_GOAL_
Set down, in full, every record in the block.

· · ·

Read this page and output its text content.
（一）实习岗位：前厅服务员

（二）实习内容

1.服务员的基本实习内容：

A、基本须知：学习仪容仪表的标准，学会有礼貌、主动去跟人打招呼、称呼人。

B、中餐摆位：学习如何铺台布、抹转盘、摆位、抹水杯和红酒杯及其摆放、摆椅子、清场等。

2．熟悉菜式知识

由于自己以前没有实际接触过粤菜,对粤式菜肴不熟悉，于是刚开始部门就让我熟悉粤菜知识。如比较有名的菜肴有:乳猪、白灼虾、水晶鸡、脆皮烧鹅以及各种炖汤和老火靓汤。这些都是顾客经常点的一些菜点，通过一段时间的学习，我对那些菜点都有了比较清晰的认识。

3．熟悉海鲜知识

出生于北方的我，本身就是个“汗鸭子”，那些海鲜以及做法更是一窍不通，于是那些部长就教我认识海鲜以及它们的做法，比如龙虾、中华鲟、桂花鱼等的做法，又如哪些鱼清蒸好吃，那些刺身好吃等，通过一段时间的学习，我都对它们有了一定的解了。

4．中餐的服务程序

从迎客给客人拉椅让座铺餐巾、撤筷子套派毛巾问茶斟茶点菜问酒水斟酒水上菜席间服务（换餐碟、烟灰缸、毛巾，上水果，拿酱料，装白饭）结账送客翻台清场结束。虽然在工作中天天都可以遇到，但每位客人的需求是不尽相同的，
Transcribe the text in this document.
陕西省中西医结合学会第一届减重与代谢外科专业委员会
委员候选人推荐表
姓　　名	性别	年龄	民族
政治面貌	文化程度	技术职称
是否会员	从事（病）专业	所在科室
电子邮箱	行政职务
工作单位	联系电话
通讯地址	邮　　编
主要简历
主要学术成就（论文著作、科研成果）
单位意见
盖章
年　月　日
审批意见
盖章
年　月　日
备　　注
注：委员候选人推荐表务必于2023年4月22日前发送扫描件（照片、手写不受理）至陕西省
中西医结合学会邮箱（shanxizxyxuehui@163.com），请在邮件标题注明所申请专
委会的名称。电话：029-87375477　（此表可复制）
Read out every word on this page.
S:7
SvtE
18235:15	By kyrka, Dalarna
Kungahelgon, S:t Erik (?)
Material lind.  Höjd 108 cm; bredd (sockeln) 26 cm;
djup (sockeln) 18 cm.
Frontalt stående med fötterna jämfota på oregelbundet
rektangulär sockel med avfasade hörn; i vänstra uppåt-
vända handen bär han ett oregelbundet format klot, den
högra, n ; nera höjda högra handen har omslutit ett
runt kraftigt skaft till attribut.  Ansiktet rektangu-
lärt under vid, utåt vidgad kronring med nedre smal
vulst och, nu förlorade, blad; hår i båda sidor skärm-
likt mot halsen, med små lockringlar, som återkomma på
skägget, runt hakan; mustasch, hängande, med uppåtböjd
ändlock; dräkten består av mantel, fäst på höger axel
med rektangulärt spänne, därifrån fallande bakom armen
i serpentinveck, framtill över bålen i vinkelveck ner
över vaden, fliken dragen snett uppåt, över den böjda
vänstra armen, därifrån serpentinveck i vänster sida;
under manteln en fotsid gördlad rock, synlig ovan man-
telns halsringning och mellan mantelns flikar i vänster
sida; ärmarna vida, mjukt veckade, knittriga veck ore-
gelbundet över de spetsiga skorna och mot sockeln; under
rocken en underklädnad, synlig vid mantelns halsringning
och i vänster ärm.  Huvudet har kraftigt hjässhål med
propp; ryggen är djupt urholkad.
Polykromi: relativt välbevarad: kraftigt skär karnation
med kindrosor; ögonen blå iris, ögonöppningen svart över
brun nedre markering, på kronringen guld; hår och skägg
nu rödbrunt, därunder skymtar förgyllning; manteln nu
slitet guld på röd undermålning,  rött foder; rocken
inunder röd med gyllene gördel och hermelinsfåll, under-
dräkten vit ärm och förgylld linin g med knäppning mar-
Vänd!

· · ·

_SOLUTION TO THIS TASK_
Read this page and output its text content.
（一）实习岗位：前厅服务员

（二）实习内容

1.服务员的基本实习内容：

A、基本须知：学习仪容仪表的标准，学会有礼貌、主动去跟人打招呼、称呼人。

B、中餐摆位：学习如何铺台布、抹转盘、摆位、抹水杯和红酒杯及其摆放、摆椅子、清场等。

2．熟悉菜式知识

由于自己以前没有实际接触过粤菜,对粤式菜肴不熟悉，于是刚开始部门就让我熟悉粤菜知识。如比较有名的菜肴有:乳猪、白灼虾、水晶鸡、脆皮烧鹅以及各种炖汤和老火靓汤。这些都是顾客经常点的一些菜点，通过一段时间的学习，我对那些菜点都有了比较清晰的认识。

3．熟悉海鲜知识

出生于北方的我，本身就是个“汗鸭子”，那些海鲜以及做法更是一窍不通，于是那些部长就教我认识海鲜以及它们的做法，比如龙虾、中华鲟、桂花鱼等的做法，又如哪些鱼清蒸好吃，那些刺身好吃等，通过一段时间的学习，我都对它们有了一定的解了。

4．中餐的服务程序

从迎客给客人拉椅让座铺餐巾、撤筷子套派毛巾问茶斟茶点菜问酒水斟酒水上菜席间服务（换餐碟、烟灰缸、毛巾，上水果，拿酱料，装白饭）结账送客翻台清场结束。虽然在工作中天天都可以遇到，但每位客人的需求是不尽相同的，
Transcribe the text in this document.
陕西省中西医结合学会第一届减重与代谢外科专业委员会
委员候选人推荐表
姓　　名	性别	年龄	民族
政治面貌	文化程度	技术职称
是否会员	从事（病）专业	所在科室
电子邮箱	行政职务
工作单位	联系电话
通讯地址	邮　　编
主要简历
主要学术成就（论文著作、科研成果）
单位意见
盖章
年　月　日
审批意见
盖章
年　月　日
备　　注
注：委员候选人推荐表务必于2023年4月22日前发送扫描件（照片、手写不受理）至陕西省
中西医结合学会邮箱（shanxizxyxuehui@163.com），请在邮件标题注明所申请专
委会的名称。电话：029-87375477　（此表可复制）
Read out every word on this page.
S:7
SvtE
18235:15	By kyrka, Dalarna
Kungahelgon, S:t Erik (?)
Material lind.  Höjd 108 cm; bredd (sockeln) 26 cm;
djup (sockeln) 18 cm.
Frontalt stående med fötterna jämfota på oregelbundet
rektangulär sockel med avfasade hörn; i vänstra uppåt-
vända handen bär han ett oregelbundet format klot, den
högra, n ; nera höjda högra handen har omslutit ett
runt kraftigt skaft till attribut.  Ansiktet rektangu-
lärt under vid, utåt vidgad kronring med nedre smal
vulst och, nu förlorade, blad; hår i båda sidor skärm-
likt mot halsen, med små lockringlar, som återkomma på
skägget, runt hakan; mustasch, hängande, med uppåtböjd
ändlock; dräkten består av mantel, fäst på höger axel
med rektangulärt spänne, därifrån fallande bakom armen
i serpentinveck, framtill över bålen i vinkelveck ner
över vaden, fliken dragen snett uppåt, över den böjda
vänstra armen, därifrån serpentinveck i vänster sida;
under manteln en fotsid gördlad rock, synlig ovan man-
telns halsringning och mellan mantelns flikar i vänster
sida; ärmarna vida, mjukt veckade, knittriga veck ore-
gelbundet över de spetsiga skorna och mot sockeln; under
rocken en underklädnad, synlig vid mantelns halsringning
och i vänster ärm.  Huvudet har kraftigt hjässhål med
propp; ryggen är djupt urholkad.
Polykromi: relativt välbevarad: kraftigt skär karnation
med kindrosor; ögonen blå iris, ögonöppningen svart över
brun nedre markering, på kronringen guld; hår och skägg
nu rödbrunt, därunder skymtar förgyllning; manteln nu
slitet guld på röd undermålning,  rött foder; rocken
inunder röd med gyllene gördel och hermelinsfåll, under-
dräkten vit ärm och förgylld linin g med knäppning mar-
Vänd!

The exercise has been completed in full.